§ **Material to process**:
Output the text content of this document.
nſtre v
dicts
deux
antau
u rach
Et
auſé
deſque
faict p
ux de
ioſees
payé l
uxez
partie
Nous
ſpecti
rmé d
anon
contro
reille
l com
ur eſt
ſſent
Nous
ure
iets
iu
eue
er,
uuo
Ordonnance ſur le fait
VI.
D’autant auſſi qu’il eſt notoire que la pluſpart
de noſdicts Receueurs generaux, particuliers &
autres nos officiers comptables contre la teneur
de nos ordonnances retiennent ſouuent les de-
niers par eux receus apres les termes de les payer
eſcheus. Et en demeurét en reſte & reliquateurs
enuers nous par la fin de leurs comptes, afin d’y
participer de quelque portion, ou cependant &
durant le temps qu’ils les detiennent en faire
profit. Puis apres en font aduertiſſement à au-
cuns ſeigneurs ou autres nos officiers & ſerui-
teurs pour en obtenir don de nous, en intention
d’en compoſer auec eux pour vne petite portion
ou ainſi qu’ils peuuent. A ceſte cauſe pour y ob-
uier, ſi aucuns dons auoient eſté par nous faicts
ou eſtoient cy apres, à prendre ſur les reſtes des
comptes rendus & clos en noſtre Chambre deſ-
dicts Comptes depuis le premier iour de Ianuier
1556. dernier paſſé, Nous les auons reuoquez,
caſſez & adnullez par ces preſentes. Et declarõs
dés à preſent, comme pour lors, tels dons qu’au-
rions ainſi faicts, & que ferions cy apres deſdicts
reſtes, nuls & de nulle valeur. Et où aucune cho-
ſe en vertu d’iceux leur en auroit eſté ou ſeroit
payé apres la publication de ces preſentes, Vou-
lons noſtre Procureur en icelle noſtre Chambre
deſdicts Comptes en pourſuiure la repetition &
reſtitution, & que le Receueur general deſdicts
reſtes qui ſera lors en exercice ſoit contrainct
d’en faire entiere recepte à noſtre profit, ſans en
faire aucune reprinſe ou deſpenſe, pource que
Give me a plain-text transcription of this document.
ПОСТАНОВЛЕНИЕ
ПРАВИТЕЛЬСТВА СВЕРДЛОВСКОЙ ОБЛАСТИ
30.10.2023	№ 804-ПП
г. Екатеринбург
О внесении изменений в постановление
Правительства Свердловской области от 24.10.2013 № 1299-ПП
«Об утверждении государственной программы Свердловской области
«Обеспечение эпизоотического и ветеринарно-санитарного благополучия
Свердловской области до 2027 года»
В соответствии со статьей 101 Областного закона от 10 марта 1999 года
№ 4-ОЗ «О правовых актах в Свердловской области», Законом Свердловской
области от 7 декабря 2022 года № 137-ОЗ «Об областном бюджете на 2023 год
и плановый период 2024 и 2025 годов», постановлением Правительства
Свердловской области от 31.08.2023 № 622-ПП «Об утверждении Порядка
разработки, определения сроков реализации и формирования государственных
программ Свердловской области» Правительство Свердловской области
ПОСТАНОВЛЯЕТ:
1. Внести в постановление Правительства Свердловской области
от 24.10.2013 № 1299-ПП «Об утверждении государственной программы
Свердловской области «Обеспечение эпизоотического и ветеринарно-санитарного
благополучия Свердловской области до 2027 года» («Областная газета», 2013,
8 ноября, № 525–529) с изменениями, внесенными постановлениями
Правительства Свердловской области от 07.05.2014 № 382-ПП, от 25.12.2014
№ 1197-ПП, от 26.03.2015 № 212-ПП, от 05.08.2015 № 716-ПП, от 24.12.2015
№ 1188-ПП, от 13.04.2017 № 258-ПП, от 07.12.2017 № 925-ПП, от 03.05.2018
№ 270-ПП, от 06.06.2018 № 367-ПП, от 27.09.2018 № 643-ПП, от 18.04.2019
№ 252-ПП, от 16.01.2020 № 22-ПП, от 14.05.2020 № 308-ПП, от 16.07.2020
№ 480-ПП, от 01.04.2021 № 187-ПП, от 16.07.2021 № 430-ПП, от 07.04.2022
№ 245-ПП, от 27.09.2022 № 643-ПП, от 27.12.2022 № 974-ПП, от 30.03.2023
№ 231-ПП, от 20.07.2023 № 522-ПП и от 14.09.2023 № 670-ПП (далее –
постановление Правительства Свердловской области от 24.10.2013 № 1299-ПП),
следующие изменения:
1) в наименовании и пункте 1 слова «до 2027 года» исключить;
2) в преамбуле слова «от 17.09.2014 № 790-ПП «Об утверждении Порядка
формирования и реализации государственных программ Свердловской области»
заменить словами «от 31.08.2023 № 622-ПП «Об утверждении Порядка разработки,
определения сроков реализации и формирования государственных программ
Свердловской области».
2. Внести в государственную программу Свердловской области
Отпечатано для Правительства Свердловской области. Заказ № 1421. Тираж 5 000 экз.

§ **Exercise goal**:
Write out the full listing, keeping every line exactly as it is.

§ **Full output**:
Output the text content of this document.
nſtre v
dicts
deux
antau
u rach
Et
auſé
deſque
faict p
ux de
ioſees
payé l
uxez
partie
Nous
ſpecti
rmé d
anon
contro
reille
l com
ur eſt
ſſent
Nous
ure
iets
iu
eue
er,
uuo
Ordonnance ſur le fait
VI.
D’autant auſſi qu’il eſt notoire que la pluſpart
de noſdicts Receueurs generaux, particuliers &
autres nos officiers comptables contre la teneur
de nos ordonnances retiennent ſouuent les de-
niers par eux receus apres les termes de les payer
eſcheus. Et en demeurét en reſte & reliquateurs
enuers nous par la fin de leurs comptes, afin d’y
participer de quelque portion, ou cependant &
durant le temps qu’ils les detiennent en faire
profit. Puis apres en font aduertiſſement à au-
cuns ſeigneurs ou autres nos officiers & ſerui-
teurs pour en obtenir don de nous, en intention
d’en compoſer auec eux pour vne petite portion
ou ainſi qu’ils peuuent. A ceſte cauſe pour y ob-
uier, ſi aucuns dons auoient eſté par nous faicts
ou eſtoient cy apres, à prendre ſur les reſtes des
comptes rendus & clos en noſtre Chambre deſ-
dicts Comptes depuis le premier iour de Ianuier
1556. dernier paſſé, Nous les auons reuoquez,
caſſez & adnullez par ces preſentes. Et declarõs
dés à preſent, comme pour lors, tels dons qu’au-
rions ainſi faicts, & que ferions cy apres deſdicts
reſtes, nuls & de nulle valeur. Et où aucune cho-
ſe en vertu d’iceux leur en auroit eſté ou ſeroit
payé apres la publication de ces preſentes, Vou-
lons noſtre Procureur en icelle noſtre Chambre
deſdicts Comptes en pourſuiure la repetition &
reſtitution, & que le Receueur general deſdicts
reſtes qui ſera lors en exercice ſoit contrainct
d’en faire entiere recepte à noſtre profit, ſans en
faire aucune reprinſe ou deſpenſe, pource que
Give me a plain-text transcription of this document.
ПОСТАНОВЛЕНИЕ
ПРАВИТЕЛЬСТВА СВЕРДЛОВСКОЙ ОБЛАСТИ
30.10.2023	№ 804-ПП
г. Екатеринбург
О внесении изменений в постановление
Правительства Свердловской области от 24.10.2013 № 1299-ПП
«Об утверждении государственной программы Свердловской области
«Обеспечение эпизоотического и ветеринарно-санитарного благополучия
Свердловской области до 2027 года»
В соответствии со статьей 101 Областного закона от 10 марта 1999 года
№ 4-ОЗ «О правовых актах в Свердловской области», Законом Свердловской
области от 7 декабря 2022 года № 137-ОЗ «Об областном бюджете на 2023 год
и плановый период 2024 и 2025 годов», постановлением Правительства
Свердловской области от 31.08.2023 № 622-ПП «Об утверждении Порядка
разработки, определения сроков реализации и формирования государственных
программ Свердловской области» Правительство Свердловской области
ПОСТАНОВЛЯЕТ:
1. Внести в постановление Правительства Свердловской области
от 24.10.2013 № 1299-ПП «Об утверждении государственной программы
Свердловской области «Обеспечение эпизоотического и ветеринарно-санитарного
благополучия Свердловской области до 2027 года» («Областная газета», 2013,
8 ноября, № 525–529) с изменениями, внесенными постановлениями
Правительства Свердловской области от 07.05.2014 № 382-ПП, от 25.12.2014
№ 1197-ПП, от 26.03.2015 № 212-ПП, от 05.08.2015 № 716-ПП, от 24.12.2015
№ 1188-ПП, от 13.04.2017 № 258-ПП, от 07.12.2017 № 925-ПП, от 03.05.2018
№ 270-ПП, от 06.06.2018 № 367-ПП, от 27.09.2018 № 643-ПП, от 18.04.2019
№ 252-ПП, от 16.01.2020 № 22-ПП, от 14.05.2020 № 308-ПП, от 16.07.2020
№ 480-ПП, от 01.04.2021 № 187-ПП, от 16.07.2021 № 430-ПП, от 07.04.2022
№ 245-ПП, от 27.09.2022 № 643-ПП, от 27.12.2022 № 974-ПП, от 30.03.2023
№ 231-ПП, от 20.07.2023 № 522-ПП и от 14.09.2023 № 670-ПП (далее –
постановление Правительства Свердловской области от 24.10.2013 № 1299-ПП),
следующие изменения:
1) в наименовании и пункте 1 слова «до 2027 года» исключить;
2) в преамбуле слова «от 17.09.2014 № 790-ПП «Об утверждении Порядка
формирования и реализации государственных программ Свердловской области»
заменить словами «от 31.08.2023 № 622-ПП «Об утверждении Порядка разработки,
определения сроков реализации и формирования государственных программ
Свердловской области».
2. Внести в государственную программу Свердловской области
Отпечатано для Правительства Свердловской области. Заказ № 1421. Тираж 5 000 экз.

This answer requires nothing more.